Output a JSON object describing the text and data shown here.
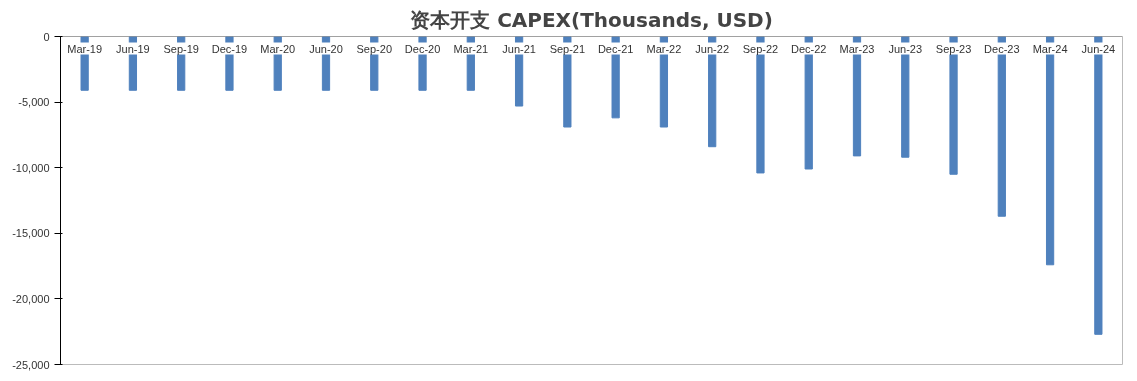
{
  "chart_data": {
    "type": "bar",
    "title": "资本开支 CAPEX(Thousands, USD)",
    "categories": [
      "Mar-19",
      "Jun-19",
      "Sep-19",
      "Dec-19",
      "Mar-20",
      "Jun-20",
      "Sep-20",
      "Dec-20",
      "Mar-21",
      "Jun-21",
      "Sep-21",
      "Dec-21",
      "Mar-22",
      "Jun-22",
      "Sep-22",
      "Dec-22",
      "Mar-23",
      "Jun-23",
      "Sep-23",
      "Dec-23",
      "Mar-24",
      "Jun-24"
    ],
    "values": [
      -4100,
      -4100,
      -4100,
      -4100,
      -4100,
      -4100,
      -4100,
      -4100,
      -4100,
      -5300,
      -6900,
      -6200,
      -6900,
      -8400,
      -10400,
      -10100,
      -9100,
      -9200,
      -10500,
      -13700,
      -17400,
      -22700
    ],
    "color": "#4f81bd",
    "ylim": [
      -25000,
      0
    ],
    "yticks": [
      {
        "value": -25000,
        "label": "-25,000"
      },
      {
        "value": -20000,
        "label": "-20,000"
      },
      {
        "value": -15000,
        "label": "-15,000"
      },
      {
        "value": -10000,
        "label": "-10,000"
      },
      {
        "value": -5000,
        "label": "-5,000"
      },
      0
    ],
    "grid": false
  }
}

━━━━━━━━━━━━━━━━━━━━

Exercise details: Transcribe all of the entries word for word, but skip any pictures they contain.

Solution:
Output a JSON object describing the text and data shown here.
{
  "chart_data": {
    "type": "bar",
    "title": "资本开支 CAPEX(Thousands, USD)",
    "categories": [
      "Mar-19",
      "Jun-19",
      "Sep-19",
      "Dec-19",
      "Mar-20",
      "Jun-20",
      "Sep-20",
      "Dec-20",
      "Mar-21",
      "Jun-21",
      "Sep-21",
      "Dec-21",
      "Mar-22",
      "Jun-22",
      "Sep-22",
      "Dec-22",
      "Mar-23",
      "Jun-23",
      "Sep-23",
      "Dec-23",
      "Mar-24",
      "Jun-24"
    ],
    "values": [
      -4100,
      -4100,
      -4100,
      -4100,
      -4100,
      -4100,
      -4100,
      -4100,
      -4100,
      -5300,
      -6900,
      -6200,
      -6900,
      -8400,
      -10400,
      -10100,
      -9100,
      -9200,
      -10500,
      -13700,
      -17400,
      -22700
    ],
    "color": "#4f81bd",
    "ylim": [
      -25000,
      0
    ],
    "yticks": [
      {
        "value": -25000,
        "label": "-25,000"
      },
      {
        "value": -20000,
        "label": "-20,000"
      },
      {
        "value": -15000,
        "label": "-15,000"
      },
      {
        "value": -10000,
        "label": "-10,000"
      },
      {
        "value": -5000,
        "label": "-5,000"
      },
      0
    ],
    "grid": false
  }
}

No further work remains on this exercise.